## Aim of the exercise
Each line of the listing that contains the word "polso" is to be copied.

────────

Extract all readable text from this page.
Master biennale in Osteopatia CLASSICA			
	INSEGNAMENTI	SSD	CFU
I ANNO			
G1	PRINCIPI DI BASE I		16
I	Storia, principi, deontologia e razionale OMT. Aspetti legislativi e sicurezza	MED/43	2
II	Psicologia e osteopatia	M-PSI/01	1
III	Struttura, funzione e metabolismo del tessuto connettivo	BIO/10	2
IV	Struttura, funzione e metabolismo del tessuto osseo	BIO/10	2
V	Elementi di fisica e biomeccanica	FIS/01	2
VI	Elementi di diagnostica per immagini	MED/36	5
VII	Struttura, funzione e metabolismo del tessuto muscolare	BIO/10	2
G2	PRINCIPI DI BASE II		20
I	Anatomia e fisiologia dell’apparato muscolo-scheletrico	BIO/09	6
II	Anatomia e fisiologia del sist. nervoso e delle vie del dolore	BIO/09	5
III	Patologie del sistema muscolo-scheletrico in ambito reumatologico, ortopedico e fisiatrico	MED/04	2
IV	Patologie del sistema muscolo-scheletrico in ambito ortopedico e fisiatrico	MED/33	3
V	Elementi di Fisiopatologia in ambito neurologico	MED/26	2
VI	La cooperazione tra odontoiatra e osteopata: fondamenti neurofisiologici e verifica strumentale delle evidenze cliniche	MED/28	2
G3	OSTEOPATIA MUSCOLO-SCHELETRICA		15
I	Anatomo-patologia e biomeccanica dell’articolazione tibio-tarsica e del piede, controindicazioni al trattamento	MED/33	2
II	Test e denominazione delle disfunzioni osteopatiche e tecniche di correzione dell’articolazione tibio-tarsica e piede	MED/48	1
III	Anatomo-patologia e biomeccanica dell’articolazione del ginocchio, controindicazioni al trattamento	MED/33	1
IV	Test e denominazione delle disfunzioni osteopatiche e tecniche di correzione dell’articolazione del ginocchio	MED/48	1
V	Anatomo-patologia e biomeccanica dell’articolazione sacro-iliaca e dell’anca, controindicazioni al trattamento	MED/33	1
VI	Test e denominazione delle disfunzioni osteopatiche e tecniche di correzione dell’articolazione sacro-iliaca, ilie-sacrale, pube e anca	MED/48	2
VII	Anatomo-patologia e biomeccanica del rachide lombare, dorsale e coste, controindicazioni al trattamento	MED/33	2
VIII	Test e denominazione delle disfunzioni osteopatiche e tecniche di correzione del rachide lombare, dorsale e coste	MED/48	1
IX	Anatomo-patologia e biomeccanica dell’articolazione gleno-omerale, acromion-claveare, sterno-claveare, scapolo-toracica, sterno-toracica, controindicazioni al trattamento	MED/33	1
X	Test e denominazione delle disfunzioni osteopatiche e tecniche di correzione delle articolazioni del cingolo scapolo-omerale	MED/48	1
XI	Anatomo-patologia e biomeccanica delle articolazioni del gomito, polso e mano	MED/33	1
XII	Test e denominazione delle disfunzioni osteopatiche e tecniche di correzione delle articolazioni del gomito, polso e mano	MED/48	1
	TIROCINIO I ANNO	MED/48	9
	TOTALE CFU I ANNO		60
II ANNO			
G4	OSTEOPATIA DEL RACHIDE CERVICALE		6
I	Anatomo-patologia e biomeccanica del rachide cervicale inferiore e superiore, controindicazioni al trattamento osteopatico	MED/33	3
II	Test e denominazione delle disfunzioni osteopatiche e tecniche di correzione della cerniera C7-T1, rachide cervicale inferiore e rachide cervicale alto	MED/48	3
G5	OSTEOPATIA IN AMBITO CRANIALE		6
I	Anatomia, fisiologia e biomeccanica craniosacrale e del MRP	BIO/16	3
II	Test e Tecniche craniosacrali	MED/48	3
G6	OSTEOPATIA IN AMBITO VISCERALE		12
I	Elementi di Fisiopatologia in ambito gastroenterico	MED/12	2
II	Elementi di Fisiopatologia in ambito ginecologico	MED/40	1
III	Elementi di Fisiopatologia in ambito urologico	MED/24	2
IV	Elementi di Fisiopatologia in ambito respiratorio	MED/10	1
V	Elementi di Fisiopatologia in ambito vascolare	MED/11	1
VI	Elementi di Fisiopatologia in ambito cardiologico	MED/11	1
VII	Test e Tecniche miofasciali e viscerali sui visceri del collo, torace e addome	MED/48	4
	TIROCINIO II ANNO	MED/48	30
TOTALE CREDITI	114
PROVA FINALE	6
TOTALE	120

────────

## Task answer
XI	Anatomo-patologia e biomeccanica delle articolazioni del gomito, polso e mano	MED/33	1
XII	Test e denominazione delle disfunzioni osteopatiche e tecniche di correzione delle articolazioni del gomito, polso e mano	MED/48	1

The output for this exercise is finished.